* TASK STATEMENT *
Look for the word "Town" in each line and report the count of matching lines, with nothing added.

** Begin RECORDS FOR THIS EXERCISE **

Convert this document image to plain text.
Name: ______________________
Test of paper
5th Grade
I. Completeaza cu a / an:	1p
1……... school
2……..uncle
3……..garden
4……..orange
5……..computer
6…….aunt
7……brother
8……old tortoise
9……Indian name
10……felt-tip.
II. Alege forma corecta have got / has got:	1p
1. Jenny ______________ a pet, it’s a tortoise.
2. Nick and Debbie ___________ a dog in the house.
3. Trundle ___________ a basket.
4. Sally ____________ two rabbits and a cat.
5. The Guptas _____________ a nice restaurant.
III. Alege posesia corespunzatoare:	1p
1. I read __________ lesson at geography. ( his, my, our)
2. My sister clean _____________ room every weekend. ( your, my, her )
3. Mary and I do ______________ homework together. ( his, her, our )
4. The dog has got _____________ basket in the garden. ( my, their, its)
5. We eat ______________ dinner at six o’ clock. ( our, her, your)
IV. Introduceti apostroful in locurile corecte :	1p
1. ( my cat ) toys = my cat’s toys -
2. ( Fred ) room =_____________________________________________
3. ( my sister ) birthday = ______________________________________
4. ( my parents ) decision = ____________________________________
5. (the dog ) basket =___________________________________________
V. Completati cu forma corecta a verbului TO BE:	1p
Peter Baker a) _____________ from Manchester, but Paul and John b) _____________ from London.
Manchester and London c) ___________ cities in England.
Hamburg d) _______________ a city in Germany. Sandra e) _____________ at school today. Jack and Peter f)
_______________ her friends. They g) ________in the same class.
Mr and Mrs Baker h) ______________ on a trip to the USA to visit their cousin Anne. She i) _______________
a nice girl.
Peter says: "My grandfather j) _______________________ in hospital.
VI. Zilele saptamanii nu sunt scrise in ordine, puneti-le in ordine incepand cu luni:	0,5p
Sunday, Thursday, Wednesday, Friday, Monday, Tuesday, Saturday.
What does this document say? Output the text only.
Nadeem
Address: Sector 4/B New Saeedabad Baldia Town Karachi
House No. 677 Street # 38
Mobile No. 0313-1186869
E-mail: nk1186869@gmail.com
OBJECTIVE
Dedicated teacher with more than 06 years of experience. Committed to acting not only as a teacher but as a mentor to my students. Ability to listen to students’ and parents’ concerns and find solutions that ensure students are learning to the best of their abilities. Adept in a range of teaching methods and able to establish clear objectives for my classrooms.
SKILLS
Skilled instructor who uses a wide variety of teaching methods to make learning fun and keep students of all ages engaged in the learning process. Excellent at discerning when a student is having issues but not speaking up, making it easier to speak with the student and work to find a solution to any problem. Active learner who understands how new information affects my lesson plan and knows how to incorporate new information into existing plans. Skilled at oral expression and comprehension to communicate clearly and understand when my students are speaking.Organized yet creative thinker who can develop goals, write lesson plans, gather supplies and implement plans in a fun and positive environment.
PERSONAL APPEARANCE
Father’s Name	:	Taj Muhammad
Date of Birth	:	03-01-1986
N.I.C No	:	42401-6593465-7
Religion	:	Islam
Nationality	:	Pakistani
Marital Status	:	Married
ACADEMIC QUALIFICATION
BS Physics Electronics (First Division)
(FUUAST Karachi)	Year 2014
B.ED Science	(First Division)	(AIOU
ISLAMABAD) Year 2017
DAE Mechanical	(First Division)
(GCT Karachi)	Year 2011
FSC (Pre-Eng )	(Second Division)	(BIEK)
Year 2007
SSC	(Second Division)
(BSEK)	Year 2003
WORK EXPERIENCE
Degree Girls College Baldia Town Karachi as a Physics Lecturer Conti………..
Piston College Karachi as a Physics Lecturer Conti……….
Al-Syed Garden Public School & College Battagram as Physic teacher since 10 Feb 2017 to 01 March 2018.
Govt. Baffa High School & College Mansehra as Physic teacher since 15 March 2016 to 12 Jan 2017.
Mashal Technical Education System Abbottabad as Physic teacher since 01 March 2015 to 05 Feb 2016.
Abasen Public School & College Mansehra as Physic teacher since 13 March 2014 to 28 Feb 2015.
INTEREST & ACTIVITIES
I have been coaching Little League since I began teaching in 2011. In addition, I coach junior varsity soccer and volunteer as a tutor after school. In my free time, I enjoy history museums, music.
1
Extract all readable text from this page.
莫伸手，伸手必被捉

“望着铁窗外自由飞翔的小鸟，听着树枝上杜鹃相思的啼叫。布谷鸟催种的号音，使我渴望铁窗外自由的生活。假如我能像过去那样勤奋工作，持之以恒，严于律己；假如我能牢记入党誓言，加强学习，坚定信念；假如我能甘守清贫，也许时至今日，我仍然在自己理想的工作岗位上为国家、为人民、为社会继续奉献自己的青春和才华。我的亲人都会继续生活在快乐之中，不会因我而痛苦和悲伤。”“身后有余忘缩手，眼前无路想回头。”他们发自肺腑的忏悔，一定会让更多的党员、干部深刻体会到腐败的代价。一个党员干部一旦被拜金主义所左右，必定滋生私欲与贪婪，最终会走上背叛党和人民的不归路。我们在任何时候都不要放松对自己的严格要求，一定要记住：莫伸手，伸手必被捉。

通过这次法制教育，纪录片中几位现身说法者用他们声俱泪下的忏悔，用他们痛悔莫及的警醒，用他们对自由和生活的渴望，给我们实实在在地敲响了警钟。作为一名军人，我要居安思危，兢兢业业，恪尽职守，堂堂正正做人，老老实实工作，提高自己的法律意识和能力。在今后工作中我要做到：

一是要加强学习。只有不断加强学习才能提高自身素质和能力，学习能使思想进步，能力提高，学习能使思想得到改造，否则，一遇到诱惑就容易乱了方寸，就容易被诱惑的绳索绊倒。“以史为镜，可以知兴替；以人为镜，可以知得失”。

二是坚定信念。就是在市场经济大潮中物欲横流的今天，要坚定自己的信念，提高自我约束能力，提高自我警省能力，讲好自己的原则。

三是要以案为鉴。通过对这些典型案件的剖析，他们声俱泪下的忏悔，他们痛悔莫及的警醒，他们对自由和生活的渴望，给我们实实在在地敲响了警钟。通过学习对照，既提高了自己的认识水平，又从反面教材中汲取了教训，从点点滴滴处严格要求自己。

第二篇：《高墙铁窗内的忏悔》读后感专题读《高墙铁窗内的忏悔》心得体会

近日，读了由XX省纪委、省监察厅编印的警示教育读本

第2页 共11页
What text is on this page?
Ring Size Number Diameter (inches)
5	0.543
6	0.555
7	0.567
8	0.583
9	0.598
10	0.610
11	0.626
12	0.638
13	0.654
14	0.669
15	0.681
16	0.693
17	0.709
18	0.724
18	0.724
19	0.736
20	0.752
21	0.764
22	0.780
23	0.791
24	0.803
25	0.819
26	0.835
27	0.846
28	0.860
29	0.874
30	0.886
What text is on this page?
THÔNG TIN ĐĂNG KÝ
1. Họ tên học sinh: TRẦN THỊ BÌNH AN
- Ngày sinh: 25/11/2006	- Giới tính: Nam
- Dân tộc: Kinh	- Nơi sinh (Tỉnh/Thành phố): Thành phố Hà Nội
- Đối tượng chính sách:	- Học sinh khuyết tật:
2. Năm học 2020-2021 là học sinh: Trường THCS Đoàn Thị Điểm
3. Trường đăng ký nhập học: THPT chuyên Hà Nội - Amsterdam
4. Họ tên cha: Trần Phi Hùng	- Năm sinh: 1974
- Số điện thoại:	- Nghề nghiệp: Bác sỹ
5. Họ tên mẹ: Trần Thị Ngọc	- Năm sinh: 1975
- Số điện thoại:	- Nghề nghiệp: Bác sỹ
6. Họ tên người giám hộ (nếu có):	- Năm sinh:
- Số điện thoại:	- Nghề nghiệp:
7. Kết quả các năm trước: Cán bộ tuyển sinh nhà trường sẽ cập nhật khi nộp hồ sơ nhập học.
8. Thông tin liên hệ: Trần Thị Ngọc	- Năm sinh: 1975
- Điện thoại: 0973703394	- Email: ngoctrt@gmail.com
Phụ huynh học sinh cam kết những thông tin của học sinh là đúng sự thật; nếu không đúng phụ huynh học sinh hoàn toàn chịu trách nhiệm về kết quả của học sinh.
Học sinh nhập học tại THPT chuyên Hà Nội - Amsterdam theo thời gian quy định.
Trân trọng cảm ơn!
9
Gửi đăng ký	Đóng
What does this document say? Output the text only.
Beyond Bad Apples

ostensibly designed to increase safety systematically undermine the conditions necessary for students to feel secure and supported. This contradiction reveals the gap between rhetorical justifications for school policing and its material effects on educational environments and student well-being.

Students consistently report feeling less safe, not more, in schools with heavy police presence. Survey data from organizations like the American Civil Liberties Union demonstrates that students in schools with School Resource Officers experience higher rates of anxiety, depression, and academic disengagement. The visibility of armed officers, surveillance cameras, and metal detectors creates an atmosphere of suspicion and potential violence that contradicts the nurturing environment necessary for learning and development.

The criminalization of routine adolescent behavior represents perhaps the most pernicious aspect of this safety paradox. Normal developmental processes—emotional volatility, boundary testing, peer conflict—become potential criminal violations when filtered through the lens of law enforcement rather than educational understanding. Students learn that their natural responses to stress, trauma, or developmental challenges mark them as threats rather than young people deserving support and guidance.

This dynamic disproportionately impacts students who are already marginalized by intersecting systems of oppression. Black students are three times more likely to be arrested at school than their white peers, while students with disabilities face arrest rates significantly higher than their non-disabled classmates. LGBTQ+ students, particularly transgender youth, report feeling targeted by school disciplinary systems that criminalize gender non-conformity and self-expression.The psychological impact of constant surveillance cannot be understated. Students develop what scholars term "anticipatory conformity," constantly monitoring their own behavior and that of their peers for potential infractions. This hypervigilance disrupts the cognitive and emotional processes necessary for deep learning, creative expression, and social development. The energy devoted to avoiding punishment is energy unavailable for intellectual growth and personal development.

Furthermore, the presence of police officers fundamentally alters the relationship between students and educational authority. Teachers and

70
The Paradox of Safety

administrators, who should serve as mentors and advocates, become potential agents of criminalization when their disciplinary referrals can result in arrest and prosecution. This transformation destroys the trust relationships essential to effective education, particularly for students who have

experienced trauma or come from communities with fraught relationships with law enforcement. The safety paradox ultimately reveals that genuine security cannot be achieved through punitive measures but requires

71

** End RECORDS FOR THIS EXERCISE **

* EXPECTED OUTPUT *
2